## Data shown

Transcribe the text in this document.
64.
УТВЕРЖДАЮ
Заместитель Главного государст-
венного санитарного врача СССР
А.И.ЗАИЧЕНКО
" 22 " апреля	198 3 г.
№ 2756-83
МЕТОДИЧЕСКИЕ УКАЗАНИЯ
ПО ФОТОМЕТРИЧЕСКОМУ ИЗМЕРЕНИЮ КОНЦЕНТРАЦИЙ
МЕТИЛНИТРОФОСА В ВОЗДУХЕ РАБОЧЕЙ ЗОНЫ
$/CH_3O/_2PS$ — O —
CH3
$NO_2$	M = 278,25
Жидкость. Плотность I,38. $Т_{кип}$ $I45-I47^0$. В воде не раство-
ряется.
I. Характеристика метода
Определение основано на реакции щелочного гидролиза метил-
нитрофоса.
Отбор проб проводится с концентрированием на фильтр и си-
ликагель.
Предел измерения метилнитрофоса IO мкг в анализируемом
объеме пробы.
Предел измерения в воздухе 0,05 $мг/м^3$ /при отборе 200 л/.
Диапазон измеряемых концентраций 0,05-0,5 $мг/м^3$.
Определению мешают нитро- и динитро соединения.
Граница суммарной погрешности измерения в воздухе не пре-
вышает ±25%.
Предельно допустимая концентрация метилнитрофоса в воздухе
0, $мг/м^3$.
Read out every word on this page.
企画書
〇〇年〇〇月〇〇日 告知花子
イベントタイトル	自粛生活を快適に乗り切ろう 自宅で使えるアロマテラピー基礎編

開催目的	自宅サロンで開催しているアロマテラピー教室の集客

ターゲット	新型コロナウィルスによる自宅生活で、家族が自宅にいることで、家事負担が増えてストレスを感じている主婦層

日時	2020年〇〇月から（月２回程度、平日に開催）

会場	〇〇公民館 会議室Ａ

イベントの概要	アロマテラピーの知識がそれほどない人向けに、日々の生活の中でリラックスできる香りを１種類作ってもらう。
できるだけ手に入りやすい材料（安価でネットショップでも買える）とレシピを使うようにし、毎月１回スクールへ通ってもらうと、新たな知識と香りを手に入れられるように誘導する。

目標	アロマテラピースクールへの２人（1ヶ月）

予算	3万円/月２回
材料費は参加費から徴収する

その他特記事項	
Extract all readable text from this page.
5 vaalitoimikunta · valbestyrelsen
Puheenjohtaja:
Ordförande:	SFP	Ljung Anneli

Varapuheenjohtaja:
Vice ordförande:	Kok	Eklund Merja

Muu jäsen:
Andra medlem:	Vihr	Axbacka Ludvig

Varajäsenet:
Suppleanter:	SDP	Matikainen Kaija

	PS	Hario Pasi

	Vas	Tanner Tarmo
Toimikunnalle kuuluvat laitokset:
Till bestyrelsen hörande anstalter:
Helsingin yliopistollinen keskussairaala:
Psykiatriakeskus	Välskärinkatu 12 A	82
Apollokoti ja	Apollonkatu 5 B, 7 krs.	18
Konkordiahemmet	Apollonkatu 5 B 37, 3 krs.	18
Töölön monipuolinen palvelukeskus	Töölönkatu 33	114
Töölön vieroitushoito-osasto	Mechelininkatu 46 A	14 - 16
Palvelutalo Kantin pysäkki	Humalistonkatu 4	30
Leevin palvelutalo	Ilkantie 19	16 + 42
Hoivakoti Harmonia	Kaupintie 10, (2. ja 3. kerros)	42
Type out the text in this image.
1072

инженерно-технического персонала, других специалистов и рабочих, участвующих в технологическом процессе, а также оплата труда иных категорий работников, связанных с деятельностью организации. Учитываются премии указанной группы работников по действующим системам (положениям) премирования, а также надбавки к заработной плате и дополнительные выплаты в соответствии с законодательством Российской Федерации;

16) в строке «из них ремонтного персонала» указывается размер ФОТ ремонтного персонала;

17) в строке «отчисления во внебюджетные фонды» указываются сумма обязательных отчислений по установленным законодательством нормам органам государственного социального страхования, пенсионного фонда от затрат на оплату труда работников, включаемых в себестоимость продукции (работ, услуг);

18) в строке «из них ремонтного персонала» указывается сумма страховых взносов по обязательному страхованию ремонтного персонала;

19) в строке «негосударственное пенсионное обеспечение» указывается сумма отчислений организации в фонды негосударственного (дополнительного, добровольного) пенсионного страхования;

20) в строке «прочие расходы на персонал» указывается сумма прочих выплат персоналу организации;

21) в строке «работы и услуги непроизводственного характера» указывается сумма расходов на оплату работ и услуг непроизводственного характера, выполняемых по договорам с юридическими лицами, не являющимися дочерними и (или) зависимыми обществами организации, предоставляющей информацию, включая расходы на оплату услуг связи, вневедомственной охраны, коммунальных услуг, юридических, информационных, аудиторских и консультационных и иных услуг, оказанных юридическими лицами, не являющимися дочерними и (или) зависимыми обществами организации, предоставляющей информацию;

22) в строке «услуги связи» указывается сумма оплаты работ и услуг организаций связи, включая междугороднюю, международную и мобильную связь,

## Instruction
Using the data above, copy each line that contains "услуг".

## Full answer
17) в строке «отчисления во внебюджетные фонды» указываются сумма обязательных отчислений по установленным законодательством нормам органам государственного социального страхования, пенсионного фонда от затрат на оплату труда работников, включаемых в себестоимость продукции (работ, услуг);
21) в строке «работы и услуги непроизводственного характера» указывается сумма расходов на оплату работ и услуг непроизводственного характера, выполняемых по договорам с юридическими лицами, не являющимися дочерними и (или) зависимыми обществами организации, предоставляющей информацию, включая расходы на оплату услуг связи, вневедомственной охраны, коммунальных услуг, юридических, информационных, аудиторских и консультационных и иных услуг, оказанных юридическими лицами, не являющимися дочерними и (или) зависимыми обществами организации, предоставляющей информацию;
22) в строке «услуги связи» указывается сумма оплаты работ и услуг организаций связи, включая междугороднюю, международную и мобильную связь,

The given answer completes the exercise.